## What the task asks:
Rewrite the records below, swapping each "square-bullet-icon" for "square-marker-icon" and leaving everything else unchanged.

## Extracted records:
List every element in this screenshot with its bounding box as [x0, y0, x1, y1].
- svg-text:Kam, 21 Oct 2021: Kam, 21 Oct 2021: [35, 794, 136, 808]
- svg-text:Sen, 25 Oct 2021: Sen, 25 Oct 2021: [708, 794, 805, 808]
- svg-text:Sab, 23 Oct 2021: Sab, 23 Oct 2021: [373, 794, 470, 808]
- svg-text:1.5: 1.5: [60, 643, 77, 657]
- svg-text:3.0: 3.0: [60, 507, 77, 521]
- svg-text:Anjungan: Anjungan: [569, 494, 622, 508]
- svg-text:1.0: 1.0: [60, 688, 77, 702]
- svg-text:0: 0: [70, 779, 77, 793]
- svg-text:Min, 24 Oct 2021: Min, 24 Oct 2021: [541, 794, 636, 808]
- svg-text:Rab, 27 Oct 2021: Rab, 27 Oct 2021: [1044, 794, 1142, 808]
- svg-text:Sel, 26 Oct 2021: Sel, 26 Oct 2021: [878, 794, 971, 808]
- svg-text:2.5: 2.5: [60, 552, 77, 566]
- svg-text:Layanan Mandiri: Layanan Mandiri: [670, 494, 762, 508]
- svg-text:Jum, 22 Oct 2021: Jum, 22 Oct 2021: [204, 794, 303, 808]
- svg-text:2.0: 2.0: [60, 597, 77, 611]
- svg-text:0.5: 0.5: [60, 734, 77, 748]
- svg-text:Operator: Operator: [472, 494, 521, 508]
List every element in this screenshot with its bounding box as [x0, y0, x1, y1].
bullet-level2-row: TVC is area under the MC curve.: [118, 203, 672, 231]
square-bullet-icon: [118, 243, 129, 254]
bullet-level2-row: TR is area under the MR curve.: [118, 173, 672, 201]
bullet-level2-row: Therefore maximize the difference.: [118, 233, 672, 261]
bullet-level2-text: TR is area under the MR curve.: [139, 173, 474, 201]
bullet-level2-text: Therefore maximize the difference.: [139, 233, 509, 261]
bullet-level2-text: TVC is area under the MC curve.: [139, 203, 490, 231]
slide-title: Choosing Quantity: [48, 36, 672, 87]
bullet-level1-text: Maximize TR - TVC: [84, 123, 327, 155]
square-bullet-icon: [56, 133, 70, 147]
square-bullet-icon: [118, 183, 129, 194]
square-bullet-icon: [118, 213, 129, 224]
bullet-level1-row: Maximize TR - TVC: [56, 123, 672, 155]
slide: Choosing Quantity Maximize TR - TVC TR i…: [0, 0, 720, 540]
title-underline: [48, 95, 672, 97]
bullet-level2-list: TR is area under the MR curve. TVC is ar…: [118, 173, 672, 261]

## Task result:
List every element in this screenshot with its bounding box as [x0, y0, x1, y1].
- svg-text:Kam, 21 Oct 2021: Kam, 21 Oct 2021: [35, 794, 136, 808]
- svg-text:Sen, 25 Oct 2021: Sen, 25 Oct 2021: [708, 794, 805, 808]
- svg-text:Sab, 23 Oct 2021: Sab, 23 Oct 2021: [373, 794, 470, 808]
- svg-text:1.5: 1.5: [60, 643, 77, 657]
- svg-text:3.0: 3.0: [60, 507, 77, 521]
- svg-text:Anjungan: Anjungan: [569, 494, 622, 508]
- svg-text:1.0: 1.0: [60, 688, 77, 702]
- svg-text:0: 0: [70, 779, 77, 793]
- svg-text:Min, 24 Oct 2021: Min, 24 Oct 2021: [541, 794, 636, 808]
- svg-text:Rab, 27 Oct 2021: Rab, 27 Oct 2021: [1044, 794, 1142, 808]
- svg-text:Sel, 26 Oct 2021: Sel, 26 Oct 2021: [878, 794, 971, 808]
- svg-text:2.5: 2.5: [60, 552, 77, 566]
- svg-text:Layanan Mandiri: Layanan Mandiri: [670, 494, 762, 508]
- svg-text:Jum, 22 Oct 2021: Jum, 22 Oct 2021: [204, 794, 303, 808]
- svg-text:2.0: 2.0: [60, 597, 77, 611]
- svg-text:0.5: 0.5: [60, 734, 77, 748]
- svg-text:Operator: Operator: [472, 494, 521, 508]
List every element in this screenshot with its bounding box as [x0, y0, x1, y1].
bullet-level2-row: TVC is area under the MC curve.: [118, 203, 672, 231]
square-marker-icon: [118, 243, 129, 254]
bullet-level2-row: TR is area under the MR curve.: [118, 173, 672, 201]
bullet-level2-row: Therefore maximize the difference.: [118, 233, 672, 261]
bullet-level2-text: TR is area under the MR curve.: [139, 173, 474, 201]
bullet-level2-text: Therefore maximize the difference.: [139, 233, 509, 261]
bullet-level2-text: TVC is area under the MC curve.: [139, 203, 490, 231]
slide-title: Choosing Quantity: [48, 36, 672, 87]
bullet-level1-text: Maximize TR - TVC: [84, 123, 327, 155]
square-marker-icon: [56, 133, 70, 147]
square-marker-icon: [118, 183, 129, 194]
square-marker-icon: [118, 213, 129, 224]
bullet-level1-row: Maximize TR - TVC: [56, 123, 672, 155]
slide: Choosing Quantity Maximize TR - TVC TR i…: [0, 0, 720, 540]
title-underline: [48, 95, 672, 97]
bullet-level2-list: TR is area under the MR curve. TVC is ar…: [118, 173, 672, 261]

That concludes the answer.